— Start —
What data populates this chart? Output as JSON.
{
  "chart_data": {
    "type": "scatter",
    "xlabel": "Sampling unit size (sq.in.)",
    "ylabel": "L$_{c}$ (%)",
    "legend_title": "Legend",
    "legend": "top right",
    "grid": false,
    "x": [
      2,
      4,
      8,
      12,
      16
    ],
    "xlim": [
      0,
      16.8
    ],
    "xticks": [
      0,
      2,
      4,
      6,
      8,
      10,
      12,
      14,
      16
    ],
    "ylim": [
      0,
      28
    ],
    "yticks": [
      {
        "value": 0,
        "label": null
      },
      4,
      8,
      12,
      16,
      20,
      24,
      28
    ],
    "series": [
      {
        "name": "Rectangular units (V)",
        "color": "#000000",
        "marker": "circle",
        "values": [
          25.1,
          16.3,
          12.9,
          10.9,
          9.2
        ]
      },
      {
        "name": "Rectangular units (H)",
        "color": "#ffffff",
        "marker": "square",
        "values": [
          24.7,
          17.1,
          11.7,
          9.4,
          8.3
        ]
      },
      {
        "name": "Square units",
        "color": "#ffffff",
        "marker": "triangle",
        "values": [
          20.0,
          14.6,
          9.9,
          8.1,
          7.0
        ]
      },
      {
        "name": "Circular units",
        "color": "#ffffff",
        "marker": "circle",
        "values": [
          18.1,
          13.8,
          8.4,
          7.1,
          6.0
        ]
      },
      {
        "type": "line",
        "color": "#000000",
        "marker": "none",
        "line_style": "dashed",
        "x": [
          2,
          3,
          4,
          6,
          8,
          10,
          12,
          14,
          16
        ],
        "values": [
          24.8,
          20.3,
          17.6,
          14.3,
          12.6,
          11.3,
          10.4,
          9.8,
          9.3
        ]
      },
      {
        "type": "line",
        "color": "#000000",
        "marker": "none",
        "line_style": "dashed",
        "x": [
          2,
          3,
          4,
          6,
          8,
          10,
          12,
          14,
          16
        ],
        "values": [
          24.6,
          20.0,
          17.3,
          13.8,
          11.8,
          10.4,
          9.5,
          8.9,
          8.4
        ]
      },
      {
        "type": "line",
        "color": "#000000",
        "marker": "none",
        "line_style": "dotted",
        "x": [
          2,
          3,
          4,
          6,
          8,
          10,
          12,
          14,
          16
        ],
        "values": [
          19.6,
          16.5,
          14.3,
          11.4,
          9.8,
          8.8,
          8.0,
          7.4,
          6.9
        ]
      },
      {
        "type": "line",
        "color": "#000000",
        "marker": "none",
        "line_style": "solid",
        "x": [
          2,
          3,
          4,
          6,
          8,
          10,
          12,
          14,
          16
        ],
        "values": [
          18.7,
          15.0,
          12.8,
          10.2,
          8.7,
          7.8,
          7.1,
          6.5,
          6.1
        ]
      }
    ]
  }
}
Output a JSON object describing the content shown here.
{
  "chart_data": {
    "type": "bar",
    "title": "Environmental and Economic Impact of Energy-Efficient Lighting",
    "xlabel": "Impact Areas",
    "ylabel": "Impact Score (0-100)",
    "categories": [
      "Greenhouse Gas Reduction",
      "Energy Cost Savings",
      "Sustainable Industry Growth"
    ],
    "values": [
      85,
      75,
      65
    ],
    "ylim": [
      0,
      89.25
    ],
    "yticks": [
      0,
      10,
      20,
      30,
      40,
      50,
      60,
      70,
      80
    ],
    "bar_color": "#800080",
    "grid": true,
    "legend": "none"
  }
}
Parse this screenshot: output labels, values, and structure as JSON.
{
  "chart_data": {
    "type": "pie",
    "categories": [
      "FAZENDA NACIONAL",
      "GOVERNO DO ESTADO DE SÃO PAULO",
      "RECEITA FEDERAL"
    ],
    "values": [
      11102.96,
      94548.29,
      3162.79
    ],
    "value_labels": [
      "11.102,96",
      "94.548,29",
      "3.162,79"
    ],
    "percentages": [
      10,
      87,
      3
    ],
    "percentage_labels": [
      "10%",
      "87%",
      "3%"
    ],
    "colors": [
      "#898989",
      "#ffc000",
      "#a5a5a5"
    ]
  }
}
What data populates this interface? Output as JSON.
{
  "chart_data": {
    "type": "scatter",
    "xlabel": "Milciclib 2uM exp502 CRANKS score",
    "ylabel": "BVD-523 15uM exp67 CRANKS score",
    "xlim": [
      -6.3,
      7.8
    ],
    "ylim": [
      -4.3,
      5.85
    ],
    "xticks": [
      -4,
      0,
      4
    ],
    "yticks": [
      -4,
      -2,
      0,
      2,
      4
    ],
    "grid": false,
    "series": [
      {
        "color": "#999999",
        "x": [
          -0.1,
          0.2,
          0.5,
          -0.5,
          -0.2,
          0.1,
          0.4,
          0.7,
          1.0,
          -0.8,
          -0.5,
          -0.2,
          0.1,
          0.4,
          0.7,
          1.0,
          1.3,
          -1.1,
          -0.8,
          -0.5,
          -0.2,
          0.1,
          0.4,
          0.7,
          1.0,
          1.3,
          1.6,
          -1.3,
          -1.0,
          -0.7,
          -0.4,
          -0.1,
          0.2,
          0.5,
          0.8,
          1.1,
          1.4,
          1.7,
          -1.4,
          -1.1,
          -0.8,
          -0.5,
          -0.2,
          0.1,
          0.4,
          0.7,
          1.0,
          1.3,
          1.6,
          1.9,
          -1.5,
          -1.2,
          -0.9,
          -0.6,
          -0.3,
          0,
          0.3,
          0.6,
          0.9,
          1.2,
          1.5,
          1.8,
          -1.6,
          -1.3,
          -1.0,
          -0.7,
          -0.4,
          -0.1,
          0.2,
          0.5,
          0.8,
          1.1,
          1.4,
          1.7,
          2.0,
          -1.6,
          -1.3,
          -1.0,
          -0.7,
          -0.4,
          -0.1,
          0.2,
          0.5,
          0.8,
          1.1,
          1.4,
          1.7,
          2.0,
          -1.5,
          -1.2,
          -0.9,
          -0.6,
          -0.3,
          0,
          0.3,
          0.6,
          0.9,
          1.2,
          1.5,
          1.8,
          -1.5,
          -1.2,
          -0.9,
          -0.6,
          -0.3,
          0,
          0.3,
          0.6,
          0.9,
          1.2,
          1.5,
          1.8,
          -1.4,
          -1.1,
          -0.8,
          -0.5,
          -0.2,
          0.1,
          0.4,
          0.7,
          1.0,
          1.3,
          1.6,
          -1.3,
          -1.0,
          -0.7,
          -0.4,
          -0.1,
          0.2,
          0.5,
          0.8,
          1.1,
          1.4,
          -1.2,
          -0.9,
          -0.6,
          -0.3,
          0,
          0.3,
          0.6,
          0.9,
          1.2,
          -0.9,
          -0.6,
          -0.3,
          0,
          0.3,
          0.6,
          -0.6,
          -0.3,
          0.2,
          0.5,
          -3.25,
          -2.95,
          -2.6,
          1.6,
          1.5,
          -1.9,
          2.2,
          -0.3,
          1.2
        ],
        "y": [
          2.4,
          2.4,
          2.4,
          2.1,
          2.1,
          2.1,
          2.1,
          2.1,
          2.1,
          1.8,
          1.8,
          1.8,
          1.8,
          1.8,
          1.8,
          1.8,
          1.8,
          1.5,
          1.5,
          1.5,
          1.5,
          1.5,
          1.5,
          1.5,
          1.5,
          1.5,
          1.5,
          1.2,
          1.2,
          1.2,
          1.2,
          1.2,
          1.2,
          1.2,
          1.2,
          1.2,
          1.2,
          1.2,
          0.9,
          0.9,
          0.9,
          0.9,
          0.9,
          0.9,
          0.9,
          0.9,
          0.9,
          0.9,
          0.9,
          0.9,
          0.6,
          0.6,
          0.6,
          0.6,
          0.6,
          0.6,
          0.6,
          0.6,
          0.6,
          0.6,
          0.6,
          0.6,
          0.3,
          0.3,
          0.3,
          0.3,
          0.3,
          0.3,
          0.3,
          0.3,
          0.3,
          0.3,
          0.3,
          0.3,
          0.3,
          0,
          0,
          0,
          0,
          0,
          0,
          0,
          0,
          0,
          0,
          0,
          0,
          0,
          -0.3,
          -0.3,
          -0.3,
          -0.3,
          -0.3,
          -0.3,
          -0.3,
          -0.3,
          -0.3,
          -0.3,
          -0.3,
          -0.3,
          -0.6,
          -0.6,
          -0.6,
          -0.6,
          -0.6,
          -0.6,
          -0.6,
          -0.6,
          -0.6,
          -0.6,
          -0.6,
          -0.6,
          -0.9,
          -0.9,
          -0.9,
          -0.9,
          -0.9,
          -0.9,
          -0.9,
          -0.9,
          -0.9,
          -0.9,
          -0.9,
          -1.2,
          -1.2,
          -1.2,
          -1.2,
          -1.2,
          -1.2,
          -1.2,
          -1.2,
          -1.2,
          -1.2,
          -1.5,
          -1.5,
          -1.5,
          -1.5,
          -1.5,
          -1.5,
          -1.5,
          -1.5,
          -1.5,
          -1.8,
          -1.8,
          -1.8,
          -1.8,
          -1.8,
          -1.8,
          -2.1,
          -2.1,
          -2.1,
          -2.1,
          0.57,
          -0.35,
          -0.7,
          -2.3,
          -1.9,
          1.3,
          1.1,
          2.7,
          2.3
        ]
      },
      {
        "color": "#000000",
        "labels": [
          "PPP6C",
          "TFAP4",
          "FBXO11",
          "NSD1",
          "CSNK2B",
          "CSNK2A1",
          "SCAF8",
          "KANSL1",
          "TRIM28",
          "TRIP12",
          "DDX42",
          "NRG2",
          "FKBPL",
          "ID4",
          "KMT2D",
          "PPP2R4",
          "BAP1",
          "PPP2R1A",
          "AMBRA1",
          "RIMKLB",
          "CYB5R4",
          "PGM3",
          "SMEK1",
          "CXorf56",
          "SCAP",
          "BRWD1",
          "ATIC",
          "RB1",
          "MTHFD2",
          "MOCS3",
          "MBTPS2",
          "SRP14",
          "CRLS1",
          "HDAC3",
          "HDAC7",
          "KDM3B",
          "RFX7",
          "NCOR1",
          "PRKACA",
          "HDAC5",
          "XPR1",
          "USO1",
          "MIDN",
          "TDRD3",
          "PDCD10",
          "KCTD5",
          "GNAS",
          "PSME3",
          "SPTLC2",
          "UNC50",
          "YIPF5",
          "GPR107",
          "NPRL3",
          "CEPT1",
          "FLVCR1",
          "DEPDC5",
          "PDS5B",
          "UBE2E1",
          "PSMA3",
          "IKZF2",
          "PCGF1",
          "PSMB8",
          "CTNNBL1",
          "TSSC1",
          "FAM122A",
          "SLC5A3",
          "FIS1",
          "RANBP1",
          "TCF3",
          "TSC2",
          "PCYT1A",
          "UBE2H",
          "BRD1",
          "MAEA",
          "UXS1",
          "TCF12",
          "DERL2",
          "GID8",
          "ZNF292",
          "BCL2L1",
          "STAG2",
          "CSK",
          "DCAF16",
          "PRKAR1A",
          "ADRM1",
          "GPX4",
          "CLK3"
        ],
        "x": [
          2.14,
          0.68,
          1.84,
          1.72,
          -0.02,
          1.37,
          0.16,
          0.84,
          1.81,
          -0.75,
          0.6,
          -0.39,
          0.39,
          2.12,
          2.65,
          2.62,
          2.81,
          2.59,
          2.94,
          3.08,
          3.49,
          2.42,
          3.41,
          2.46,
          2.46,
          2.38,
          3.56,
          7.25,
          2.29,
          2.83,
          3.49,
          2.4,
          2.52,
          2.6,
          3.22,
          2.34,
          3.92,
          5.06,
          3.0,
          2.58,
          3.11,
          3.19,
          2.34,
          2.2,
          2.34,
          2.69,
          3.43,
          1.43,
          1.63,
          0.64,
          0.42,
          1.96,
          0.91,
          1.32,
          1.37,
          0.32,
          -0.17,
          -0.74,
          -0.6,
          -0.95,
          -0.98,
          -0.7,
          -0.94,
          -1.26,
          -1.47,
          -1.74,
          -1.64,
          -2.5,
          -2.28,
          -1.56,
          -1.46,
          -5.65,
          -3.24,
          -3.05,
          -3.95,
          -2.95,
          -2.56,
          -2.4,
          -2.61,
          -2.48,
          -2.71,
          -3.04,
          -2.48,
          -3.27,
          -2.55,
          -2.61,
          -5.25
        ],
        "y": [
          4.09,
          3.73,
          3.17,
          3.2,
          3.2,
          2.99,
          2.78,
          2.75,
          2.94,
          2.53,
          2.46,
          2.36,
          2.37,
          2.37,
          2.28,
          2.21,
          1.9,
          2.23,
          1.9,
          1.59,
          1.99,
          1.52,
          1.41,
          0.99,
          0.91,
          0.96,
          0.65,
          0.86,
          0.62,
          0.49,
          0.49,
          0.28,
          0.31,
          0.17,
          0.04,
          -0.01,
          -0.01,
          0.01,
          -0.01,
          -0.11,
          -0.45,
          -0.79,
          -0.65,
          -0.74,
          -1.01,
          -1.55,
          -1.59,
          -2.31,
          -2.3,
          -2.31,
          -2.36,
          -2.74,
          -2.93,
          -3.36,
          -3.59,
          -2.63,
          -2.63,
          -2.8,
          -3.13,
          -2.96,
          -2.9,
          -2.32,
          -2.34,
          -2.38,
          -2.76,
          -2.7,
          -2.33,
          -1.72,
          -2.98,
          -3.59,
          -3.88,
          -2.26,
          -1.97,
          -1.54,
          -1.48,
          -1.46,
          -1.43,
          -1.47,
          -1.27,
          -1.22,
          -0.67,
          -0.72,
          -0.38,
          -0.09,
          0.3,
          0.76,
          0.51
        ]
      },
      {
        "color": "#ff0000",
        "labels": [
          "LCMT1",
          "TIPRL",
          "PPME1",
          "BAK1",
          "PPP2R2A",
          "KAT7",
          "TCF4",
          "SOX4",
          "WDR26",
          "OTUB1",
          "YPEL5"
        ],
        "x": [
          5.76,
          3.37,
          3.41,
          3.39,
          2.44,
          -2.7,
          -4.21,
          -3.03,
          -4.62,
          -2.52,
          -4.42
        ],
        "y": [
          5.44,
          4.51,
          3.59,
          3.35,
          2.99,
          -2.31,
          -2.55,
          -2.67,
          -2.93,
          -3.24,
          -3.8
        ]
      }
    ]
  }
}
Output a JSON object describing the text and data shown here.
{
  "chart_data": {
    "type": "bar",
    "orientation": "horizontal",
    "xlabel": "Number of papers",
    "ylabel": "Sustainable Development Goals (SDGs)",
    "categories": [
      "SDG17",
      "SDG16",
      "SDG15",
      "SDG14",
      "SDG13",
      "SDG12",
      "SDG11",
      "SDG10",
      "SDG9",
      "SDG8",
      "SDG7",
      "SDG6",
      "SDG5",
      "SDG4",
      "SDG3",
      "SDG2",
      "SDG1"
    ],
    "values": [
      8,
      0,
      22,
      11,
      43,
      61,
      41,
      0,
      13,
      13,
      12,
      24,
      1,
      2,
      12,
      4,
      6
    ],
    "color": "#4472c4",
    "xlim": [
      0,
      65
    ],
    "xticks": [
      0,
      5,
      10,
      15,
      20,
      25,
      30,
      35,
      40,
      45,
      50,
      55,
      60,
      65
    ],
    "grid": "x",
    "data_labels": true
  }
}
— End —
→ Problem:
Reproduce each line of the material containing the word "ylabel".

→ The output:
    "ylabel": "L$_{c}$ (%)",
    "ylabel": "Impact Score (0-100)",
    "ylabel": "BVD-523 15uM exp67 CRANKS score",
    "ylabel": "Sustainable Development Goals (SDGs)",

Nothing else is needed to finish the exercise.